*PROBLEM DESCRIPTION*
Transcribe each line of the records below exactly, excluding any embedded images.

*DATA PROVIDED*
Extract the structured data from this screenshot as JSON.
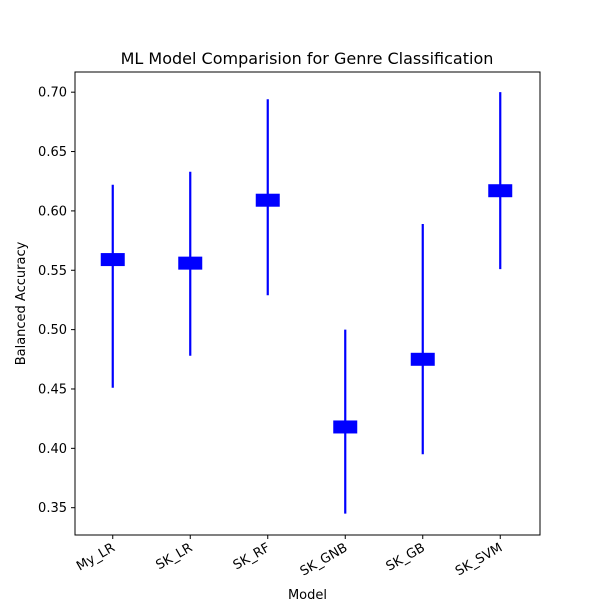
{
  "chart_data": {
    "type": "errorbar",
    "title": "ML Model Comparision for Genre Classification",
    "xlabel": "Model",
    "ylabel": "Balanced Accuracy",
    "ylim": [
      0.327,
      0.717
    ],
    "yticks": [
      "0.35",
      "0.40",
      "0.45",
      "0.50",
      "0.55",
      "0.60",
      "0.65",
      "0.70"
    ],
    "ytick_values": [
      0.35,
      0.4,
      0.45,
      0.5,
      0.55,
      0.6,
      0.65,
      0.7
    ],
    "categories": [
      "My_LR",
      "SK_LR",
      "SK_RF",
      "SK_GNB",
      "SK_GB",
      "SK_SVM"
    ],
    "series": [
      {
        "values": [
          0.559,
          0.556,
          0.609,
          0.418,
          0.475,
          0.617
        ],
        "lower": [
          0.451,
          0.478,
          0.529,
          0.345,
          0.395,
          0.551
        ],
        "upper": [
          0.622,
          0.633,
          0.694,
          0.5,
          0.589,
          0.7
        ]
      }
    ],
    "color": "#0000ff",
    "grid": false
  }
}
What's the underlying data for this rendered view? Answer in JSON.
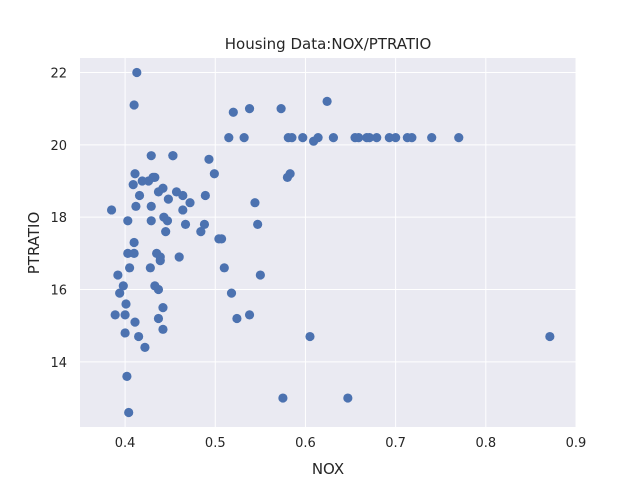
{
  "chart_data": {
    "type": "scatter",
    "title": "Housing Data:NOX/PTRATIO",
    "xlabel": "NOX",
    "ylabel": "PTRATIO",
    "xlim": [
      0.35,
      0.9
    ],
    "ylim": [
      12.2,
      22.4
    ],
    "xticks": [
      "0.4",
      "0.5",
      "0.6",
      "0.7",
      "0.8",
      "0.9"
    ],
    "yticks": [
      "14",
      "16",
      "18",
      "20",
      "22"
    ],
    "grid": true,
    "background_color": "#eaeaf2",
    "marker_color": "#4c72b0",
    "points": [
      [
        0.385,
        18.2
      ],
      [
        0.389,
        15.3
      ],
      [
        0.392,
        16.4
      ],
      [
        0.394,
        15.9
      ],
      [
        0.398,
        16.1
      ],
      [
        0.4,
        15.3
      ],
      [
        0.4,
        14.8
      ],
      [
        0.401,
        15.6
      ],
      [
        0.402,
        13.6
      ],
      [
        0.403,
        17.0
      ],
      [
        0.403,
        17.9
      ],
      [
        0.404,
        12.6
      ],
      [
        0.405,
        16.6
      ],
      [
        0.409,
        18.9
      ],
      [
        0.41,
        17.3
      ],
      [
        0.41,
        17.0
      ],
      [
        0.41,
        21.1
      ],
      [
        0.411,
        19.2
      ],
      [
        0.411,
        15.1
      ],
      [
        0.412,
        18.3
      ],
      [
        0.413,
        22.0
      ],
      [
        0.415,
        14.7
      ],
      [
        0.416,
        18.6
      ],
      [
        0.419,
        19.0
      ],
      [
        0.422,
        14.4
      ],
      [
        0.426,
        19.0
      ],
      [
        0.428,
        16.6
      ],
      [
        0.429,
        18.3
      ],
      [
        0.429,
        17.9
      ],
      [
        0.429,
        19.7
      ],
      [
        0.431,
        19.1
      ],
      [
        0.433,
        16.1
      ],
      [
        0.433,
        19.1
      ],
      [
        0.435,
        17.0
      ],
      [
        0.437,
        16.0
      ],
      [
        0.437,
        15.2
      ],
      [
        0.437,
        18.7
      ],
      [
        0.439,
        16.8
      ],
      [
        0.439,
        16.9
      ],
      [
        0.442,
        18.8
      ],
      [
        0.442,
        14.9
      ],
      [
        0.442,
        15.5
      ],
      [
        0.443,
        18.0
      ],
      [
        0.445,
        17.6
      ],
      [
        0.447,
        17.9
      ],
      [
        0.448,
        18.5
      ],
      [
        0.453,
        19.7
      ],
      [
        0.453,
        19.7
      ],
      [
        0.457,
        18.7
      ],
      [
        0.46,
        16.9
      ],
      [
        0.464,
        18.2
      ],
      [
        0.464,
        18.6
      ],
      [
        0.467,
        17.8
      ],
      [
        0.472,
        18.4
      ],
      [
        0.484,
        17.6
      ],
      [
        0.488,
        17.8
      ],
      [
        0.489,
        18.6
      ],
      [
        0.493,
        19.6
      ],
      [
        0.499,
        19.2
      ],
      [
        0.504,
        17.4
      ],
      [
        0.507,
        17.4
      ],
      [
        0.51,
        16.6
      ],
      [
        0.515,
        20.2
      ],
      [
        0.518,
        15.9
      ],
      [
        0.52,
        20.9
      ],
      [
        0.524,
        15.2
      ],
      [
        0.532,
        20.2
      ],
      [
        0.538,
        21.0
      ],
      [
        0.538,
        15.3
      ],
      [
        0.544,
        18.4
      ],
      [
        0.547,
        17.8
      ],
      [
        0.55,
        16.4
      ],
      [
        0.573,
        21.0
      ],
      [
        0.575,
        13.0
      ],
      [
        0.58,
        19.1
      ],
      [
        0.581,
        20.2
      ],
      [
        0.583,
        19.2
      ],
      [
        0.585,
        20.2
      ],
      [
        0.597,
        20.2
      ],
      [
        0.605,
        14.7
      ],
      [
        0.609,
        20.1
      ],
      [
        0.614,
        20.2
      ],
      [
        0.624,
        21.2
      ],
      [
        0.631,
        20.2
      ],
      [
        0.647,
        13.0
      ],
      [
        0.655,
        20.2
      ],
      [
        0.659,
        20.2
      ],
      [
        0.668,
        20.2
      ],
      [
        0.671,
        20.2
      ],
      [
        0.679,
        20.2
      ],
      [
        0.693,
        20.2
      ],
      [
        0.7,
        20.2
      ],
      [
        0.713,
        20.2
      ],
      [
        0.718,
        20.2
      ],
      [
        0.74,
        20.2
      ],
      [
        0.77,
        20.2
      ],
      [
        0.871,
        14.7
      ]
    ]
  }
}
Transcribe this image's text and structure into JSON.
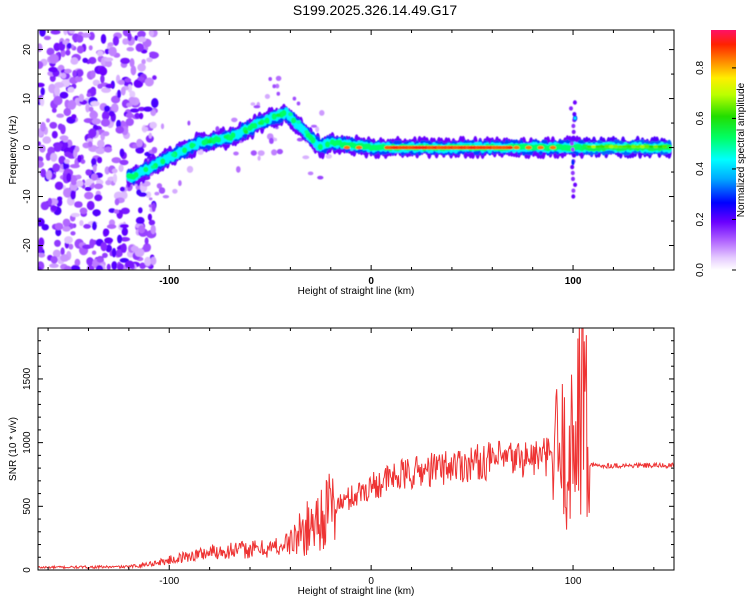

*COMPLETED TASK*
Extract the structured data from this screenshot as JSON.
{
  "chart_data": {
    "type": "errorbar",
    "title": "ML Model Comparision for Genre Classification",
    "xlabel": "Model",
    "ylabel": "Balanced Accuracy",
    "ylim": [
      0.327,
      0.717
    ],
    "yticks": [
      "0.35",
      "0.40",
      "0.45",
      "0.50",
      "0.55",
      "0.60",
      "0.65",
      "0.70"
    ],
    "ytick_values": [
      0.35,
      0.4,
      0.45,
      0.5,
      0.55,
      0.6,
      0.65,
      0.7
    ],
    "categories": [
      "My_LR",
      "SK_LR",
      "SK_RF",
      "SK_GNB",
      "SK_GB",
      "SK_SVM"
    ],
    "series": [
      {
        "values": [
          0.559,
          0.556,
          0.609,
          0.418,
          0.475,
          0.617
        ],
        "lower": [
          0.451,
          0.478,
          0.529,
          0.345,
          0.395,
          0.551
        ],
        "upper": [
          0.622,
          0.633,
          0.694,
          0.5,
          0.589,
          0.7
        ]
      }
    ],
    "color": "#0000ff",
    "grid": false
  }
}
What's the underlying data for this rendered view? Answer in JSON.
{
  "chart_data": {
    "type": "scatter",
    "title": "Housing Data:NOX/PTRATIO",
    "xlabel": "NOX",
    "ylabel": "PTRATIO",
    "xlim": [
      0.35,
      0.9
    ],
    "ylim": [
      12.2,
      22.4
    ],
    "xticks": [
      "0.4",
      "0.5",
      "0.6",
      "0.7",
      "0.8",
      "0.9"
    ],
    "yticks": [
      "14",
      "16",
      "18",
      "20",
      "22"
    ],
    "grid": true,
    "background_color": "#eaeaf2",
    "marker_color": "#4c72b0",
    "points": [
      [
        0.385,
        18.2
      ],
      [
        0.389,
        15.3
      ],
      [
        0.392,
        16.4
      ],
      [
        0.394,
        15.9
      ],
      [
        0.398,
        16.1
      ],
      [
        0.4,
        15.3
      ],
      [
        0.4,
        14.8
      ],
      [
        0.401,
        15.6
      ],
      [
        0.402,
        13.6
      ],
      [
        0.403,
        17.0
      ],
      [
        0.403,
        17.9
      ],
      [
        0.404,
        12.6
      ],
      [
        0.405,
        16.6
      ],
      [
        0.409,
        18.9
      ],
      [
        0.41,
        17.3
      ],
      [
        0.41,
        17.0
      ],
      [
        0.41,
        21.1
      ],
      [
        0.411,
        19.2
      ],
      [
        0.411,
        15.1
      ],
      [
        0.412,
        18.3
      ],
      [
        0.413,
        22.0
      ],
      [
        0.415,
        14.7
      ],
      [
        0.416,
        18.6
      ],
      [
        0.419,
        19.0
      ],
      [
        0.422,
        14.4
      ],
      [
        0.426,
        19.0
      ],
      [
        0.428,
        16.6
      ],
      [
        0.429,
        18.3
      ],
      [
        0.429,
        17.9
      ],
      [
        0.429,
        19.7
      ],
      [
        0.431,
        19.1
      ],
      [
        0.433,
        16.1
      ],
      [
        0.433,
        19.1
      ],
      [
        0.435,
        17.0
      ],
      [
        0.437,
        16.0
      ],
      [
        0.437,
        15.2
      ],
      [
        0.437,
        18.7
      ],
      [
        0.439,
        16.8
      ],
      [
        0.439,
        16.9
      ],
      [
        0.442,
        18.8
      ],
      [
        0.442,
        14.9
      ],
      [
        0.442,
        15.5
      ],
      [
        0.443,
        18.0
      ],
      [
        0.445,
        17.6
      ],
      [
        0.447,
        17.9
      ],
      [
        0.448,
        18.5
      ],
      [
        0.453,
        19.7
      ],
      [
        0.453,
        19.7
      ],
      [
        0.457,
        18.7
      ],
      [
        0.46,
        16.9
      ],
      [
        0.464,
        18.2
      ],
      [
        0.464,
        18.6
      ],
      [
        0.467,
        17.8
      ],
      [
        0.472,
        18.4
      ],
      [
        0.484,
        17.6
      ],
      [
        0.488,
        17.8
      ],
      [
        0.489,
        18.6
      ],
      [
        0.493,
        19.6
      ],
      [
        0.499,
        19.2
      ],
      [
        0.504,
        17.4
      ],
      [
        0.507,
        17.4
      ],
      [
        0.51,
        16.6
      ],
      [
        0.515,
        20.2
      ],
      [
        0.518,
        15.9
      ],
      [
        0.52,
        20.9
      ],
      [
        0.524,
        15.2
      ],
      [
        0.532,
        20.2
      ],
      [
        0.538,
        21.0
      ],
      [
        0.538,
        15.3
      ],
      [
        0.544,
        18.4
      ],
      [
        0.547,
        17.8
      ],
      [
        0.55,
        16.4
      ],
      [
        0.573,
        21.0
      ],
      [
        0.575,
        13.0
      ],
      [
        0.58,
        19.1
      ],
      [
        0.581,
        20.2
      ],
      [
        0.583,
        19.2
      ],
      [
        0.585,
        20.2
      ],
      [
        0.597,
        20.2
      ],
      [
        0.605,
        14.7
      ],
      [
        0.609,
        20.1
      ],
      [
        0.614,
        20.2
      ],
      [
        0.624,
        21.2
      ],
      [
        0.631,
        20.2
      ],
      [
        0.647,
        13.0
      ],
      [
        0.655,
        20.2
      ],
      [
        0.659,
        20.2
      ],
      [
        0.668,
        20.2
      ],
      [
        0.671,
        20.2
      ],
      [
        0.679,
        20.2
      ],
      [
        0.693,
        20.2
      ],
      [
        0.7,
        20.2
      ],
      [
        0.713,
        20.2
      ],
      [
        0.718,
        20.2
      ],
      [
        0.74,
        20.2
      ],
      [
        0.77,
        20.2
      ],
      [
        0.871,
        14.7
      ]
    ]
  }
}
Transcribe this image's text and structure into JSON.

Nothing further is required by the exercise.